Every president has expressed frustration with Washington when they came into office. Reagan complained about the State Department not wanting to fight communism as aggressively as he did. Barack Obama feared that Pentagon officials were leaking possible numbers for a troop increase in Afghanistan as a way to box him in and force him to send more troops than he wanted to Afghanistan. It’s the way it’s always been.

So I think if it’s a lawful policy or order, civil servants should carry it out.

Sean Illing

There’s obviously a sense in which Trump uses the term “deep state” as a diversion, a way of dismissing legitimate criticisms of himself and his administration. But does he in any way have a point when he complains about the deep state trying to undermine the White House? And I mean beyond the typical stuff you just cited.

David Rohde

Trump’s strongest case is about the FBI’s Russia investigation, and the fact that the Justice Department inspector general found that low-level FBI officials changed documents that were part of their application to surveil Carter Page. That’s bad. There’s a huge problem with the FISA process, and I accept the finding of the inspector general that the first two warrants for Carter Page to be surveilled were legal, while the subsequent two were not.

Sean Illing

That’s bad, no doubt, but it’s not an attempted “coup,” as the president claimed.

David Rohde

Absolutely not. Trump Tower was not wiretapped. Carter Page was a former Trump campaign adviser at that point. And just anecdotally, if the FBI wanted to sink his election chances, the FBI and Justice Department would have leaked during the campaign in 2016 that they were investigating him, but they didn’t do that.

Sean Illing

Bill Barr, Trump’s attorney general, gave a speech to the Federalist Society last year celebrating the power of the executive branch. He never mentions the deep state, but it’s pretty clear Barr believes it’s real and a problem —

David Rohde

Well, yes —

Sean Illing

Or am I going too far?

David Rohde

The attorney general believes that the deep state in the form of the FBI investigation of Donald Trump was hugely problematic. I believe he called it “one of the greatest travesties in American history.” I obviously disagree with that. Again, it was wrong that Carter Page was surveilled for longer than he should have been, but the Mueller investigation was carried out properly. Mueller essentially exonerated Trump of collusion.

But to add a little context to that Barr speech: He believes the legislative and judicial branches have created more power for themselves since the ’70s than they should have. He thinks the balance of power is off and his reading of the Constitution is that the executive branch should be able to use the FBI to defend the country as needed, and it’s the only branch that can act decisively in a crisis and we need a powerful president to sort of preserve the country.

Sean Illing

It’s hard to read your book right now without thinking about the coronavirus pandemic. How do you think Trump’s perception of the deep state impacted his response to the virus?

David Rohde

I spoke to a person who left the administration recently who felt that Trump’s suspicion of government officials was one of several factors that slowed the response to the coronavirus. They also felt that Trump’s belief in business, that businesses could outperform government agencies, was a big factor.

More broadly, I think all of this has shown how important basic facts are. There was an Axios poll that came out this week that showed that over 60 percent of Americans don’t think that death totals from coronavirus are accurate. Democrats think the death totals are actually higher than is being publicly reported. Republicans believe the death totals are lower. And if we can’t agree on a basic fact about how many people are dying of coronavirus, how are we going to come up with policies to help each other through this?

We’re in this cycle of distrust and disdain and conspiracy theories, and it’s dangerous, and obviously Trump’s public doubting of his own government isn’t helping.

▶ Activity
Duplicate the part of the deep state interview between "Absolutely not. Trump" and "going too far?", inclusive.

▶ Data items
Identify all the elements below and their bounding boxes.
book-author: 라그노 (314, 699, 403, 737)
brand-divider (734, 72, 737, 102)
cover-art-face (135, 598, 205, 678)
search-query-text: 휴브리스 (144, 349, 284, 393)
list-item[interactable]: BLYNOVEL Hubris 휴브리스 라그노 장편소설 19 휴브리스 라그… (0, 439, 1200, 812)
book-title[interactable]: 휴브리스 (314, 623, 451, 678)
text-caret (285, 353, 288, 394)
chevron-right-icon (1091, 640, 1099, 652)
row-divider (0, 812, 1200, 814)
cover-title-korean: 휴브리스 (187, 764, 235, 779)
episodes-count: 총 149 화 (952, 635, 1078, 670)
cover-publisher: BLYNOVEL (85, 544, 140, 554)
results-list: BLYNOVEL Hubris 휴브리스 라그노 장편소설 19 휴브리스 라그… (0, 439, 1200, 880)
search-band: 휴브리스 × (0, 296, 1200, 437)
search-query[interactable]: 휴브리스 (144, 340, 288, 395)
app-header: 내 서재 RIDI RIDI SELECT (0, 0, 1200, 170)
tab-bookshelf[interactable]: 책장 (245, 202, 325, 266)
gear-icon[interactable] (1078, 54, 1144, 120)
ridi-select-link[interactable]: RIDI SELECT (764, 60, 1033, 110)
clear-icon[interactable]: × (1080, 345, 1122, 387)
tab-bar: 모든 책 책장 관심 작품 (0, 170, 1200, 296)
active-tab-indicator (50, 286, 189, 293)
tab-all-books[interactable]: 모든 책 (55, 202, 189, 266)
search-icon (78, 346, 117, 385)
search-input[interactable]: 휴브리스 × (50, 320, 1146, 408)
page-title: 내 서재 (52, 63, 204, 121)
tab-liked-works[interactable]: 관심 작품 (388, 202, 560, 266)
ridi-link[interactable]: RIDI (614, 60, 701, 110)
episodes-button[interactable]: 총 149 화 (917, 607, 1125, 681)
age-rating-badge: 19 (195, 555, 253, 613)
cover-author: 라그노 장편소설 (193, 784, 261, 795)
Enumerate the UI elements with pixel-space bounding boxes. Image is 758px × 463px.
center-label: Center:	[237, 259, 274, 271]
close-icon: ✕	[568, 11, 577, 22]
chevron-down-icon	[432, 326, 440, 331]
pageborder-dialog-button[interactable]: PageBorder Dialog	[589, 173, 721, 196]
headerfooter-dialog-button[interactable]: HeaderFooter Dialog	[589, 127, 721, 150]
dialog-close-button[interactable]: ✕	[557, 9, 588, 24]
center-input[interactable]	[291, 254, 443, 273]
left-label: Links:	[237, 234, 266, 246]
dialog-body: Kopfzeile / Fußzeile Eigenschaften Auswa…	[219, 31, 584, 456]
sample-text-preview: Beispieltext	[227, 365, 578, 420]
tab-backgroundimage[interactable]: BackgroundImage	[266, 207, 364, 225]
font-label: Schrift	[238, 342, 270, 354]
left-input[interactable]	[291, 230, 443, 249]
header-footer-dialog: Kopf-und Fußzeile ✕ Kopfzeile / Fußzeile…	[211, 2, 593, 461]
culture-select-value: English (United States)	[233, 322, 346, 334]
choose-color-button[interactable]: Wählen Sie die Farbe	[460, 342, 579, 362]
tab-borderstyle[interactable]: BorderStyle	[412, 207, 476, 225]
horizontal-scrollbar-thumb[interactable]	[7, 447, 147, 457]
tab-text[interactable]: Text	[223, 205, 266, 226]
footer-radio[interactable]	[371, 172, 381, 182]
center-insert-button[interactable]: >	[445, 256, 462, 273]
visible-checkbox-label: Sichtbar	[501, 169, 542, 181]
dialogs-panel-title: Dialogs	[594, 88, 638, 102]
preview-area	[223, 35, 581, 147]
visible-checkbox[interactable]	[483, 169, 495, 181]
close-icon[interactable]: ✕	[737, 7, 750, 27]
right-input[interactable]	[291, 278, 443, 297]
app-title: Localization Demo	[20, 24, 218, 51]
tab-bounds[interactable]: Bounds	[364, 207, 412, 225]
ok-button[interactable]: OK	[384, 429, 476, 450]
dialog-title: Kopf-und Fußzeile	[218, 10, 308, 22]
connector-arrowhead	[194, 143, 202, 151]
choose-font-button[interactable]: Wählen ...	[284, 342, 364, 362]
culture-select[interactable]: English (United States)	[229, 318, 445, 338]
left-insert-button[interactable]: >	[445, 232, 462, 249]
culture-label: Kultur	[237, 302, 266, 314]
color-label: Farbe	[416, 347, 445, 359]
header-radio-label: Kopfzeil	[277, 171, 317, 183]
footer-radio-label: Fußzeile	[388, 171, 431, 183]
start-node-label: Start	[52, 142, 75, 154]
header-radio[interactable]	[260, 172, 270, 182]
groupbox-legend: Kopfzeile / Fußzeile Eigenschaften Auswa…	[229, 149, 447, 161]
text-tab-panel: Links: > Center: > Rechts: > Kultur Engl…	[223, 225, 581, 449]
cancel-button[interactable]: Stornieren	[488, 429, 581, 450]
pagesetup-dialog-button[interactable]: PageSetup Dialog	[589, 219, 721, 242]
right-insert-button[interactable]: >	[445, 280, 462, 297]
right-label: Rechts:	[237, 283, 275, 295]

▶ Solution for this problem
Absolutely not. Trump Tower was not wiretapped. Carter Page was a former Trump campaign adviser at that point. And just anecdotally, if the FBI wanted to sink his election chances, the FBI and Justice Department would have leaked during the campaign in 2016 that they were investigating him, but they didn’t do that.

Sean Illing

Bill Barr, Trump’s attorney general, gave a speech to the Federalist Society last year celebrating the power of the executive branch. He never mentions the deep state, but it’s pretty clear Barr believes it’s real and a problem —

David Rohde

Well, yes —

Sean Illing

Or am I going too far?